Aufgabe –
Gib den folgenden Text über die Wohnberatung der Stadt Hattingen vollständig und unverändert aus.

Bereitgestellter Text –
--
Wohnen und Pflege

Auch in diesem Jahr bietet der Fachbereich Soziales und Wohnen der Stadt Hattingen interessierten Einwohnern und Einwohnerinnen bei einer Wohnberatung Informationen darüber, was im Falle einer Behinderung oder beim Eintritt von Pflegebedürftigkeit das Wohnen erleichtert. Die nächsten Beratungen finden im Rathaus der Stadtverwaltung, Besprechungsraum III, 2. Etage, am Mittwoch, 26. März, von 14 bis 16 Uhr statt.

Das Seniorenbüro, Pflegeberatung und die Abteilung Wohnen der Stadt informiert in Kooperation mit dem Forschungsinstitut Technologie und Behinderung aus Volmarstein, welche Umbaumaßnahmen eventuell hilfreich wären sowie über mögliche Fördermittel.

Weiterhin wird ab sofort die HWG an den Beratungen teilnehmen. Der Wohnberater der Genossenschaft kümmert sich schon seit vielen Jahren um die Bedürfnisse älterer und bewegungseingeschränkter Menschen, damit sie so lange wie möglich ein selbstständig in den eigenen vier Wänden leben können.

„Ziel der Wohnberatung ist die optimale Anpassung der Wohnverhältnisse an die Bedürfnisse älterer und behinderter Menschen. Die selbstständige Lebensführung in der eigenen Wohnung und im gewohnten Umfeld kann durch Wohnberatung ermöglicht oder verlängert werden“, erklärt Tanja Meis vom Seniorenbüro der Stadt. „In Krisensituationen wie bei Krankheit oder Unfall kann durch Wohnberatung die Pflege zu Hause erleichtert werden, Pflegebedürftigkeit kann reduziert werden.“ Beratung zur Wohnraumanpassung sei immer auch Unfallprävention.

Während der Beratungsstunden wird eine Hilfsmittelausstellung präsentiert, von der Treppenrampe bis zum Seniorentelefon.
--
Bereitgestellte Daten –
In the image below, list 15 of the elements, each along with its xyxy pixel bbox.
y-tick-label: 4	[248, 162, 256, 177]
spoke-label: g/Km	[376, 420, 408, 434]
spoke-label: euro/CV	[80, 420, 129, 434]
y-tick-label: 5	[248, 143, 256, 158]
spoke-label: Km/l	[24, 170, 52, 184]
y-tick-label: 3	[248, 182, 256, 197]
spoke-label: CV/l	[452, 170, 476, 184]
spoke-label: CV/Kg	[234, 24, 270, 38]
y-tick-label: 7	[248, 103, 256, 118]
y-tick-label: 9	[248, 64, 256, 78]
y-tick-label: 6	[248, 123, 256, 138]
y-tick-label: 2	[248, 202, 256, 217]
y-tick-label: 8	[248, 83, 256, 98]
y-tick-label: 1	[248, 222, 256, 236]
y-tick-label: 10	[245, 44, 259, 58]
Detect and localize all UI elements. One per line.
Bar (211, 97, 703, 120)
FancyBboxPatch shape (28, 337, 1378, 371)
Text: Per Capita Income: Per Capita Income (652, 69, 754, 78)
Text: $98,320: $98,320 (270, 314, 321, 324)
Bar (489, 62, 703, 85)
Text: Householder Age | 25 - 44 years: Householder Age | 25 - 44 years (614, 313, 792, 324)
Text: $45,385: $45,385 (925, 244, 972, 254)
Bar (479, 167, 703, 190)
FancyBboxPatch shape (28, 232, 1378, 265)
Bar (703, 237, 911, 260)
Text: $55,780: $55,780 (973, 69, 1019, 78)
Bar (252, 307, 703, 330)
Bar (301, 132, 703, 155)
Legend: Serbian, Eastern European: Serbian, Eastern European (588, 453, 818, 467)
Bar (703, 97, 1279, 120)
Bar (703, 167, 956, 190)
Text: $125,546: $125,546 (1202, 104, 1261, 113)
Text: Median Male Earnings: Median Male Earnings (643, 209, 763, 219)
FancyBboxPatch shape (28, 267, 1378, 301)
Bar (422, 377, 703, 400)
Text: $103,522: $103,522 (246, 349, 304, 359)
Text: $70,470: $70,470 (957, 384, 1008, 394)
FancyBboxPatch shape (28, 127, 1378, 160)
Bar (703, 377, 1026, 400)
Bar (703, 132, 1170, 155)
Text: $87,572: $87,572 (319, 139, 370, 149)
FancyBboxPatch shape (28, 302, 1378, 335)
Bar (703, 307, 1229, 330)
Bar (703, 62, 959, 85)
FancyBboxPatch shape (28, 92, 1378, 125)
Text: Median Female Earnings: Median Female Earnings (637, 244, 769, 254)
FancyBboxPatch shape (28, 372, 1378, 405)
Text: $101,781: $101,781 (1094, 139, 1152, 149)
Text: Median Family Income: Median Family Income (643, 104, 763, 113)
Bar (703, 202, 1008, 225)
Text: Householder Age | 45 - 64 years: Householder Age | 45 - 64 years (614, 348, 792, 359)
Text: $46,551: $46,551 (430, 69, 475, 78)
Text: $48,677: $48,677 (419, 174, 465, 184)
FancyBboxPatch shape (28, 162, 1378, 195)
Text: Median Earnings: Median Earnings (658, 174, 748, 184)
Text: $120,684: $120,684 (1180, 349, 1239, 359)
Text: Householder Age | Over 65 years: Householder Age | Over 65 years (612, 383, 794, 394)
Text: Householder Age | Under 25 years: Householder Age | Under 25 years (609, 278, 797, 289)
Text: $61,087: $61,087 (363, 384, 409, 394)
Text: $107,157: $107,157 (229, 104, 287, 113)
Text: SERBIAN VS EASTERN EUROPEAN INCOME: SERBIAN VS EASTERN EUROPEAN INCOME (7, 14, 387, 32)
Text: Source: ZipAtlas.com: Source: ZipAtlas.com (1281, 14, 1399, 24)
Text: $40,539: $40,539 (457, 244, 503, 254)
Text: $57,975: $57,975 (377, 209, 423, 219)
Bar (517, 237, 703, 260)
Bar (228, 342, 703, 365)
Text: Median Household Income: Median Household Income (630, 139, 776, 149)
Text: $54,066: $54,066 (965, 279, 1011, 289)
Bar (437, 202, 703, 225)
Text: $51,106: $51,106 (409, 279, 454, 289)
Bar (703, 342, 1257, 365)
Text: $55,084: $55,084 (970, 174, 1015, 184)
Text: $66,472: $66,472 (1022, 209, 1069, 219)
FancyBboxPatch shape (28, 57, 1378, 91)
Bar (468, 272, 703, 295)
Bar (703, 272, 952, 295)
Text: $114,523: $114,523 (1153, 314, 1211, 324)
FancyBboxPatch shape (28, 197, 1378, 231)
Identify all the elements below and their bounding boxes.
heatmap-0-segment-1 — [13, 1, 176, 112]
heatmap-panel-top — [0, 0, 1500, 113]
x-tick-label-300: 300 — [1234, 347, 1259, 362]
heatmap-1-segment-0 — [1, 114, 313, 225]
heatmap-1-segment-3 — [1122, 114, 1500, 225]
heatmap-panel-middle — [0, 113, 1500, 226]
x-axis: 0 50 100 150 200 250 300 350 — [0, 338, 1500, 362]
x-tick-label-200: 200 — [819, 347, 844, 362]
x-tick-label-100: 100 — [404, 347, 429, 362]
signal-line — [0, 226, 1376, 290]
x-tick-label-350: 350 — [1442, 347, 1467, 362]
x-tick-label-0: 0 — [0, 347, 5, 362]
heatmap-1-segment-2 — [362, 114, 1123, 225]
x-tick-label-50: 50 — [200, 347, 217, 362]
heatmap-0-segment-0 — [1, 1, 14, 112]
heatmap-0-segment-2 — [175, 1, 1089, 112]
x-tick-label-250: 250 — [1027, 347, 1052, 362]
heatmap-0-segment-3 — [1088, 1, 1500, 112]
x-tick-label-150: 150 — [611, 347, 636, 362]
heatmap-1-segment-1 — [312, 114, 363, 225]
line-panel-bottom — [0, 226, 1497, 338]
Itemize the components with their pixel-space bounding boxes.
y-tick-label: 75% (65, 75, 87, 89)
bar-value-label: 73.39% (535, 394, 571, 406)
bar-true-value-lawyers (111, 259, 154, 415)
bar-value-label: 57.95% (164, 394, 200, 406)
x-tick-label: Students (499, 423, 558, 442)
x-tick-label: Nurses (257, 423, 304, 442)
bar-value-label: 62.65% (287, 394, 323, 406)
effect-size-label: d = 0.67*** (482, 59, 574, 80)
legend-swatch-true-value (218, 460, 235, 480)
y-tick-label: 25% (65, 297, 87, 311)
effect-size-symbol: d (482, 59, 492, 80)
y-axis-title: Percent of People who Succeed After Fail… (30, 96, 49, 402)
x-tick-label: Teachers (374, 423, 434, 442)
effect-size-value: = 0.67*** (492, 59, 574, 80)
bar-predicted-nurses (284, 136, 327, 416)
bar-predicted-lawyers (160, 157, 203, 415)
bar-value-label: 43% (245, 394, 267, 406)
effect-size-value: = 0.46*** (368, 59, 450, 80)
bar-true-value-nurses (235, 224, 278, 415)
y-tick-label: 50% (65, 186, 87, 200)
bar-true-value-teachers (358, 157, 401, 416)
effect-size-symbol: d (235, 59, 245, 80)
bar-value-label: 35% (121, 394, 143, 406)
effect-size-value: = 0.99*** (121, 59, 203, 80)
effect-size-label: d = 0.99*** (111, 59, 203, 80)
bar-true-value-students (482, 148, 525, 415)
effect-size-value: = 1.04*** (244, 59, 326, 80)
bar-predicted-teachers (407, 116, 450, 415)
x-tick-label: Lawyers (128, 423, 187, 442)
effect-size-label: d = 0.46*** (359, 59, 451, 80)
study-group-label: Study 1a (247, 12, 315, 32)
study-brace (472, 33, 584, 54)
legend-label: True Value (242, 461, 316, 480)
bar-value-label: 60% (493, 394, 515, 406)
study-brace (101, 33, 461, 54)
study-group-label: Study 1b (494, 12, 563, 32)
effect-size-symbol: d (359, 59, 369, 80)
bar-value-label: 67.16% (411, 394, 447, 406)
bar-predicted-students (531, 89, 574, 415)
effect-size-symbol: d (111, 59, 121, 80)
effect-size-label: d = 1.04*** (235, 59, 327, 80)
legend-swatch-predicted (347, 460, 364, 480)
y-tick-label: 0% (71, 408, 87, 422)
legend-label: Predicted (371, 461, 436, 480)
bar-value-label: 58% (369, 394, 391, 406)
--
Ergebnis –
Wohnen und Pflege

Auch in diesem Jahr bietet der Fachbereich Soziales und Wohnen der Stadt Hattingen interessierten Einwohnern und Einwohnerinnen bei einer Wohnberatung Informationen darüber, was im Falle einer Behinderung oder beim Eintritt von Pflegebedürftigkeit das Wohnen erleichtert. Die nächsten Beratungen finden im Rathaus der Stadtverwaltung, Besprechungsraum III, 2. Etage, am Mittwoch, 26. März, von 14 bis 16 Uhr statt.

Das Seniorenbüro, Pflegeberatung und die Abteilung Wohnen der Stadt informiert in Kooperation mit dem Forschungsinstitut Technologie und Behinderung aus Volmarstein, welche Umbaumaßnahmen eventuell hilfreich wären sowie über mögliche Fördermittel.

Weiterhin wird ab sofort die HWG an den Beratungen teilnehmen. Der Wohnberater der Genossenschaft kümmert sich schon seit vielen Jahren um die Bedürfnisse älterer und bewegungseingeschränkter Menschen, damit sie so lange wie möglich ein selbstständig in den eigenen vier Wänden leben können.

„Ziel der Wohnberatung ist die optimale Anpassung der Wohnverhältnisse an die Bedürfnisse älterer und behinderter Menschen. Die selbstständige Lebensführung in der eigenen Wohnung und im gewohnten Umfeld kann durch Wohnberatung ermöglicht oder verlängert werden“, erklärt Tanja Meis vom Seniorenbüro der Stadt. „In Krisensituationen wie bei Krankheit oder Unfall kann durch Wohnberatung die Pflege zu Hause erleichtert werden, Pflegebedürftigkeit kann reduziert werden.“ Beratung zur Wohnraumanpassung sei immer auch Unfallprävention.

Während der Beratungsstunden wird eine Hilfsmittelausstellung präsentiert, von der Treppenrampe bis zum Seniorentelefon.